* Extracted text:

- - -

2017-04-03 Thread Krishna Kalyan
Hello Nakul
Thank you so much for your feedback, especially during the weekend. I have
submitted the proposal and the final version attached below.

Cheers,
Krishna

On Mon, Apr 3, 2017 at 4:37 AM, Nakul Jindal  wrote:

> Your project proposal looks great. Be sure to submit a final project
> proposal wherever it is you need to.
>
> Thanks,
> Nakul
>
> On Apr 2, 2017, at 4:08 PM, Krishna Kalyan 
> wrote:
>
> Hello All,
> I have updated the proposal. I hope this one is better. Please share your
> feedback.
>
> https://docs.google.com/document/d/1DKWZTWvrvs73GYa1q3XEN5GF
> o8ALGjLH2DrIfRsJksA/edit#
>
> FYI : Student Application Deadline April 3 16:00 UTC.
>
>
> Regards,
> Krishna
>
> On Sun, Apr 2, 2017 at 2:39 PM, Krishna Kalyan 
> wrote:
>
>> Hello Nakul,
>> My comments in *Italics* below.
>>
>> On Sat, Apr 1, 2017 at 11:27 PM, Nakul Jindal  wrote:
>>
>>> Hi Krishna,
>>>
>>> Here are some questions/remarks i have about parts of your proposal:
>>>
>>> In the section titled Summary -
>>>
>>> "The systematic evaluation of performance can be measured with
>>> performance tests and micro-benchmarks"
>>> We currently do not have any micro benchmarks. Do you plan on adding
>>> any? (It would be awesome, but remember to keep the number of tasks
>>> reasonable given the time frame and your familiarity with the project)

- - -

* Information shown:
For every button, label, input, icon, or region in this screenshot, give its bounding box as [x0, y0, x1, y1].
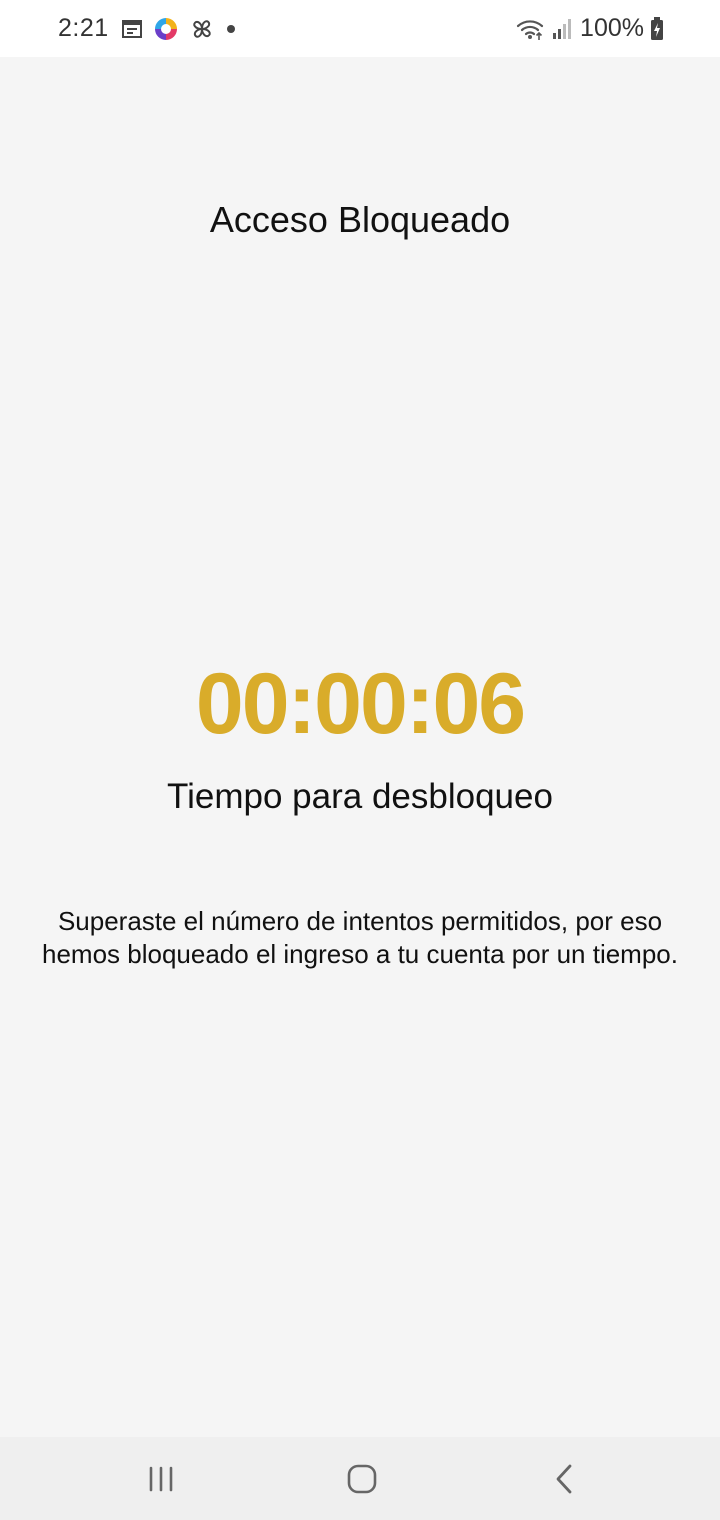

- - -

Reproduce the stretch of the email thread from "2017-04-03 Thread Krishna" through "you need to.". Answer using only the email thread about the project proposal.

* Exercise response:
2017-04-03 Thread Krishna Kalyan
Hello Nakul
Thank you so much for your feedback, especially during the weekend. I have
submitted the proposal and the final version attached below.

Cheers,
Krishna

On Mon, Apr 3, 2017 at 4:37 AM, Nakul Jindal  wrote:

> Your project proposal looks great. Be sure to submit a final project
> proposal wherever it is you need to.